• **WHAT IS ASKED**:
Provide nothing but the number of lines containing the string "Birth".
** Begin **
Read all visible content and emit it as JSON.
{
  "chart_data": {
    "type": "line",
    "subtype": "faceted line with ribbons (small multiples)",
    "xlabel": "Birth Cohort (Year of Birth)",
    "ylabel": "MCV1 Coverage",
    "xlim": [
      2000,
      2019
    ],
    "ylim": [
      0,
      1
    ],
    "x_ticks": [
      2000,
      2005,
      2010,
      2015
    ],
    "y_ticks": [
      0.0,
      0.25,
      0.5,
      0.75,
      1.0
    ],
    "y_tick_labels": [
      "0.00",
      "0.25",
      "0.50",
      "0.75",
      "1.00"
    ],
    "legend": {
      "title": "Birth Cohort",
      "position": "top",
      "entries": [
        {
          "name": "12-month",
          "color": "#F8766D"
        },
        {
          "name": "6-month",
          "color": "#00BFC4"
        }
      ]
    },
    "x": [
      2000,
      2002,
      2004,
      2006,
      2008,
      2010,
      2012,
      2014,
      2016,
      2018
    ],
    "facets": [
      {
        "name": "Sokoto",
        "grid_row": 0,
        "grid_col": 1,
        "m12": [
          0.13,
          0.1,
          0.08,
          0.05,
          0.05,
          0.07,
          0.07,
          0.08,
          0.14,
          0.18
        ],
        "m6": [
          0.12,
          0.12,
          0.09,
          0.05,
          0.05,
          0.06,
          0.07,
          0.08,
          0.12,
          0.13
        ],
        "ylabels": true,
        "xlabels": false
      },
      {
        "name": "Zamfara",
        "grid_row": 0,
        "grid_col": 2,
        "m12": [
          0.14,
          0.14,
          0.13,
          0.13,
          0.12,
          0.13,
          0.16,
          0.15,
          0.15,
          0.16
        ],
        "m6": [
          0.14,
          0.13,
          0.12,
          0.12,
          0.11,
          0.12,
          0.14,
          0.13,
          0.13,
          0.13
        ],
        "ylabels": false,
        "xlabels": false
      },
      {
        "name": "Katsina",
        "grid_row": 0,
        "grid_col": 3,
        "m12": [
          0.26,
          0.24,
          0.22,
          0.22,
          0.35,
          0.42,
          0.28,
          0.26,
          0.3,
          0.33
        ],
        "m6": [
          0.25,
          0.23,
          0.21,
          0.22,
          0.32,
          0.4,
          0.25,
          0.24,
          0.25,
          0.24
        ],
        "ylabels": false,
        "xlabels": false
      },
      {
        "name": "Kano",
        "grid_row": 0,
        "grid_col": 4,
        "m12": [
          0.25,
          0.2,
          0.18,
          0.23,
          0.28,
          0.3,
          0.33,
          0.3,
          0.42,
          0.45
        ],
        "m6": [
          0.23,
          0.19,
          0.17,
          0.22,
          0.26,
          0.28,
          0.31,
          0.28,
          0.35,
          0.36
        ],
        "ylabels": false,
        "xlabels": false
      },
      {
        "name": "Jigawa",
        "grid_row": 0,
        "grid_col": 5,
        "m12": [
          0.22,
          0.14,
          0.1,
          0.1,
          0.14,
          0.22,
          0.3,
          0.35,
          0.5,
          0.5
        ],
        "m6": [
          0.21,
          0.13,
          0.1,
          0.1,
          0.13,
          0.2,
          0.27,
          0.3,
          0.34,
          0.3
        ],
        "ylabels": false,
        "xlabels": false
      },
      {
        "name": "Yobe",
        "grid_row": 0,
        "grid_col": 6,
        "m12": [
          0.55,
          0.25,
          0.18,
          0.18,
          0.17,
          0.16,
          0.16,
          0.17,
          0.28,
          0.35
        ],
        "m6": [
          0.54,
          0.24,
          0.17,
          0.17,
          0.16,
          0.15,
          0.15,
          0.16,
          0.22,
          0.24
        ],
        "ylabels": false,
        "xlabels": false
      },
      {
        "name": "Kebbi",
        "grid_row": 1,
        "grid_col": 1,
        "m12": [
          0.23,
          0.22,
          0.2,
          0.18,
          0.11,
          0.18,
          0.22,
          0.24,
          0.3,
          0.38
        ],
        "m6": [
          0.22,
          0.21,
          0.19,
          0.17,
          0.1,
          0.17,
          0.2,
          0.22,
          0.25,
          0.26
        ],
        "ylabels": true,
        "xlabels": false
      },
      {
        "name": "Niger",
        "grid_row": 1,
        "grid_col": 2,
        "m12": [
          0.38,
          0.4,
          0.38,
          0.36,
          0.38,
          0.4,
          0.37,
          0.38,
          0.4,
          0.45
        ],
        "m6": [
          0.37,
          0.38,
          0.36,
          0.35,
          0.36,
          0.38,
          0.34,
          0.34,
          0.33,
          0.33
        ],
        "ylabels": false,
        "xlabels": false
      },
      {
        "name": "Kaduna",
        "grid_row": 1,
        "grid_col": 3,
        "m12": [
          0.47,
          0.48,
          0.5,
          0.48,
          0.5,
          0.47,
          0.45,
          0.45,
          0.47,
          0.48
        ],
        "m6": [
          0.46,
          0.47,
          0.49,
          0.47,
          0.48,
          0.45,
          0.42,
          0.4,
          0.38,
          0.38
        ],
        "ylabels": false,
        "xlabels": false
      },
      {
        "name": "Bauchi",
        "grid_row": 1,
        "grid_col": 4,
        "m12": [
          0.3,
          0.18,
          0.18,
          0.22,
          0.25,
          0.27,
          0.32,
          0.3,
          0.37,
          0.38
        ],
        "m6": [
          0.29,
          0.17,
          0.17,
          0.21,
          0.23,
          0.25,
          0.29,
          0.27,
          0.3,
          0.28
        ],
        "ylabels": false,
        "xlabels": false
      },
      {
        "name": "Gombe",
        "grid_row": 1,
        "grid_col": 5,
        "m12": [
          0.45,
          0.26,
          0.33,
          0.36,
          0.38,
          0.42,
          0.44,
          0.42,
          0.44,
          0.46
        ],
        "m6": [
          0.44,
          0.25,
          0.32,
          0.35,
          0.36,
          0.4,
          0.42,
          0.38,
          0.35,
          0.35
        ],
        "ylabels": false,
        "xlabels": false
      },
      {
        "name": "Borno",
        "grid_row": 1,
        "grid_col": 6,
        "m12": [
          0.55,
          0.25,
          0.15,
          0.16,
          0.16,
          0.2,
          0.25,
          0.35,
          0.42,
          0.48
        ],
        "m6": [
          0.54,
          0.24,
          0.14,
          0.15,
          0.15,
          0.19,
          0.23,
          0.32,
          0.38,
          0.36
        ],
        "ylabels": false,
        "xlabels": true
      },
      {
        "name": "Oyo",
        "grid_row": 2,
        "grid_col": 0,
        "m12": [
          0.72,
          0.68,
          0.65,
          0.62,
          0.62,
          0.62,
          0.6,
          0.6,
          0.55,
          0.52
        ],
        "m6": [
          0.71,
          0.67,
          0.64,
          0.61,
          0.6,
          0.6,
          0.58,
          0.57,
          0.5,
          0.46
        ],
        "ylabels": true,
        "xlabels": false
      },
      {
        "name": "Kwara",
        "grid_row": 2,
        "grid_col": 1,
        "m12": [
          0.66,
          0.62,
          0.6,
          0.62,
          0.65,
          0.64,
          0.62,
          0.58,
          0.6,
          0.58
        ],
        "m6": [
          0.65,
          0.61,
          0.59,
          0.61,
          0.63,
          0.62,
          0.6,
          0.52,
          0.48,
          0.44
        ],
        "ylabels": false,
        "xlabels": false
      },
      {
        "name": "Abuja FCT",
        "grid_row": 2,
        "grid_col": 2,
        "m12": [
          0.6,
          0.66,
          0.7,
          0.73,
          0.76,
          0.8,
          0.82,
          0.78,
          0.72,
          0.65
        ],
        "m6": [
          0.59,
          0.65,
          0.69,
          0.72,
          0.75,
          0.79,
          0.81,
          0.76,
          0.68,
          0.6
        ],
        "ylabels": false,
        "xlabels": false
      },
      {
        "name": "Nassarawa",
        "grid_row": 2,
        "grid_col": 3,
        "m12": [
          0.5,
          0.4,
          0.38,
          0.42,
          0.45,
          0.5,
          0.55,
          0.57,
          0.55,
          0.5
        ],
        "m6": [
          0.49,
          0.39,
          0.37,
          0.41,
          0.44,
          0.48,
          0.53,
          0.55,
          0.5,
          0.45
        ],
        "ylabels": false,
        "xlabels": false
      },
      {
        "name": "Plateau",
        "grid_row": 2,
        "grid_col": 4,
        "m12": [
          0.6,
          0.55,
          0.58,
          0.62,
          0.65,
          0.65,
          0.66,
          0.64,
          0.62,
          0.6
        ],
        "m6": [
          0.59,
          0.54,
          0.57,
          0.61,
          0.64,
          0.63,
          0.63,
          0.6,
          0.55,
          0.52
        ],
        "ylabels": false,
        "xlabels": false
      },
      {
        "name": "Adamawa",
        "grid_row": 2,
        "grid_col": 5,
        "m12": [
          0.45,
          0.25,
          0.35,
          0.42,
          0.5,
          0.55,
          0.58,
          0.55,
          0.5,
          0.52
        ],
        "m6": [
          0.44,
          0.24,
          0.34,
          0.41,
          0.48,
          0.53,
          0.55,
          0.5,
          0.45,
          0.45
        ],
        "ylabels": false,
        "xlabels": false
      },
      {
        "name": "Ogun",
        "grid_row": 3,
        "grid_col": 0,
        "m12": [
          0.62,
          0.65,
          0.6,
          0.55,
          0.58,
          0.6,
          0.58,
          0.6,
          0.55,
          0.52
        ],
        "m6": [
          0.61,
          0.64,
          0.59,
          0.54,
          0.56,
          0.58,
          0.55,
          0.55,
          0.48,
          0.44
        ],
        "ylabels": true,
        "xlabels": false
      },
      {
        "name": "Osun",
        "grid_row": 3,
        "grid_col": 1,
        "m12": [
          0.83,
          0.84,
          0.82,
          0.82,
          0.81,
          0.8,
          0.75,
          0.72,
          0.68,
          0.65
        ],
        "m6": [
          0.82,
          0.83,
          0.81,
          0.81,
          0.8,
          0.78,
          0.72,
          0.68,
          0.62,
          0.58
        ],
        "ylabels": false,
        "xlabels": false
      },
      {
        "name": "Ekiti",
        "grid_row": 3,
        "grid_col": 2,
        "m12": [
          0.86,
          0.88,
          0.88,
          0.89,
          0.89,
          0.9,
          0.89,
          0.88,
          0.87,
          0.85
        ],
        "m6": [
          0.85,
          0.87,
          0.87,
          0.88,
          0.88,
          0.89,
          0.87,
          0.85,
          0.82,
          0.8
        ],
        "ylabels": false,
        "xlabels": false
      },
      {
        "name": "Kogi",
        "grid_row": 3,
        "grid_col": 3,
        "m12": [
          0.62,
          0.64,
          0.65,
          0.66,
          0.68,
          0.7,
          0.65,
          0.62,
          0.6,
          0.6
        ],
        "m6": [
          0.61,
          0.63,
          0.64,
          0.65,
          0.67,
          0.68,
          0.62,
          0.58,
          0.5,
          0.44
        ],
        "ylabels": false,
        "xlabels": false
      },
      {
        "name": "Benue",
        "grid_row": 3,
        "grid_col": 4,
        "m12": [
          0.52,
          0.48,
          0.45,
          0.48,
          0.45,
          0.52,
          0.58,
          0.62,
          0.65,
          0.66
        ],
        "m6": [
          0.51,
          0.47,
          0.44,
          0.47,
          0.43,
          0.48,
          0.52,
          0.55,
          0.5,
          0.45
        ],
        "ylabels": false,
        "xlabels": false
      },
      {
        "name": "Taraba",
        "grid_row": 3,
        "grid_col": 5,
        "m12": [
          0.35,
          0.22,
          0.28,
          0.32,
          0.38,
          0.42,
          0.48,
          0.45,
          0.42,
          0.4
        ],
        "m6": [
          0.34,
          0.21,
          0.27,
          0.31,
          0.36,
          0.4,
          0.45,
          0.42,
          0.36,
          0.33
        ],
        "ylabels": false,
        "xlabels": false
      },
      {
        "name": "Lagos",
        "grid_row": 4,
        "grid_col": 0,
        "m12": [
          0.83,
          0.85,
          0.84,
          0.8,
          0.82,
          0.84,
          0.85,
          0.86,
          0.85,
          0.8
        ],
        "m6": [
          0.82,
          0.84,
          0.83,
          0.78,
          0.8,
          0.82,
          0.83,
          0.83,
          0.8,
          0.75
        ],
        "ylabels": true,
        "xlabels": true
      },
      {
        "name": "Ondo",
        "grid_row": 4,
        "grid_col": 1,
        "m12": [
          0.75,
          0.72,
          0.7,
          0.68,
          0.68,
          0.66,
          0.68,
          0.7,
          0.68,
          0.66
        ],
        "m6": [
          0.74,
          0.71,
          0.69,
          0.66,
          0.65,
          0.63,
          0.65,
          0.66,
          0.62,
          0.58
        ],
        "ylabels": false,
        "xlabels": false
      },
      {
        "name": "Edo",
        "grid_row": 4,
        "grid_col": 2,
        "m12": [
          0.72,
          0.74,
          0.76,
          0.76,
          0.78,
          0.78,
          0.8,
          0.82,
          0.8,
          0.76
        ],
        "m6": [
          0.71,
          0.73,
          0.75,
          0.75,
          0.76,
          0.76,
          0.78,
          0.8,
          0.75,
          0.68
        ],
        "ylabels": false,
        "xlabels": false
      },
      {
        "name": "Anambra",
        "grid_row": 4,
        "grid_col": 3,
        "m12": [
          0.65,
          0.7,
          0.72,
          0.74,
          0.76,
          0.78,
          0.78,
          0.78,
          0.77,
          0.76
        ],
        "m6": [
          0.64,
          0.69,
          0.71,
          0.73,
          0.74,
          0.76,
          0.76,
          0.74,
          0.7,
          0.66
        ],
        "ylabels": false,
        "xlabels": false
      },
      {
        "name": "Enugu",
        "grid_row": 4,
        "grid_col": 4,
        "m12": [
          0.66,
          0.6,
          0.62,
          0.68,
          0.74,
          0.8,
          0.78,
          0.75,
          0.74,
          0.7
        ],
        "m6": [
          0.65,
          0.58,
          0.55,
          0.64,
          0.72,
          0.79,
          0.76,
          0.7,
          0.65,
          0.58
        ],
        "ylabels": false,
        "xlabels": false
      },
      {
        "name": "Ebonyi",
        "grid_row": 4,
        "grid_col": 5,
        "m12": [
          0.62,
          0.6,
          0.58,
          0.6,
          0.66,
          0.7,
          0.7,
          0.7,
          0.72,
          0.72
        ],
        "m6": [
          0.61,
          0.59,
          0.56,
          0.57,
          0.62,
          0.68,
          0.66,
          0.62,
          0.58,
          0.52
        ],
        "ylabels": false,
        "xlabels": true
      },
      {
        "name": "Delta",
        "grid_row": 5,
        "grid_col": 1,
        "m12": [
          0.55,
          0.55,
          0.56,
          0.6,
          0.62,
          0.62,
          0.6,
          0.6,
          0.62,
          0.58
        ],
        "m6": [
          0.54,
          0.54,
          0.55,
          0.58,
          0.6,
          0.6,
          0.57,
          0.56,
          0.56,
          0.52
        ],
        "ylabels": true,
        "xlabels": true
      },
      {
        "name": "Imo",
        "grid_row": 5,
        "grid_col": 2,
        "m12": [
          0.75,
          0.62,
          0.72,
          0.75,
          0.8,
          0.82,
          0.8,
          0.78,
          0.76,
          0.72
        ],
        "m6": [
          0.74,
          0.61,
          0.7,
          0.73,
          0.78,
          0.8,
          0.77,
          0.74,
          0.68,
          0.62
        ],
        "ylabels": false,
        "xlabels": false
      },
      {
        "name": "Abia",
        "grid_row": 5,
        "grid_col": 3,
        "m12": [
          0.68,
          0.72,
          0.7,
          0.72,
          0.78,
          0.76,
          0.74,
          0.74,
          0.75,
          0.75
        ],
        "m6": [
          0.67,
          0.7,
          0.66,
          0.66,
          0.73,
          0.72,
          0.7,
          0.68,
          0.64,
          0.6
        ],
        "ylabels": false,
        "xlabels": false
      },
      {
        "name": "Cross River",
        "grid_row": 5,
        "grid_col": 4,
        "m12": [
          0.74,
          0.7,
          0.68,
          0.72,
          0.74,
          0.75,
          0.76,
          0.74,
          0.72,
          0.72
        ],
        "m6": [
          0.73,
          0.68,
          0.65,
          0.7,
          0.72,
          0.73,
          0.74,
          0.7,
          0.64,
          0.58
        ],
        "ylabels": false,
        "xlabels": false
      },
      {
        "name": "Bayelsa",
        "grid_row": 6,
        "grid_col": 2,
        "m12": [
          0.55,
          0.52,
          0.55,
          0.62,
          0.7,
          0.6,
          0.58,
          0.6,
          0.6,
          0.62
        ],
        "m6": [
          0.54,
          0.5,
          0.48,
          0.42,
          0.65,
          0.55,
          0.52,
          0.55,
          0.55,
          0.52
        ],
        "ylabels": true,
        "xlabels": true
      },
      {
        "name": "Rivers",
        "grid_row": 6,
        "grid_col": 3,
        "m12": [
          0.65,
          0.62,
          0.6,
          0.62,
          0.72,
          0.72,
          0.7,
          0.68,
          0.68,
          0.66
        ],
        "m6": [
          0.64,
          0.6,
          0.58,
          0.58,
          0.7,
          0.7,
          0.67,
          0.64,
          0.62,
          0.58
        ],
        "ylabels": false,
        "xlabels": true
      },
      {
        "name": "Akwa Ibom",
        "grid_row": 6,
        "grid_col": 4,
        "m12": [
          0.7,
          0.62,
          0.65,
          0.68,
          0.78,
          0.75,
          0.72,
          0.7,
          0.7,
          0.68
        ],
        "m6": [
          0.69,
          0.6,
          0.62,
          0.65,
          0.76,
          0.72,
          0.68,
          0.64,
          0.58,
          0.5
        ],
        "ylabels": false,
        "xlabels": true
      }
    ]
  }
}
** End **
• **CORRECT OUTPUT**:
2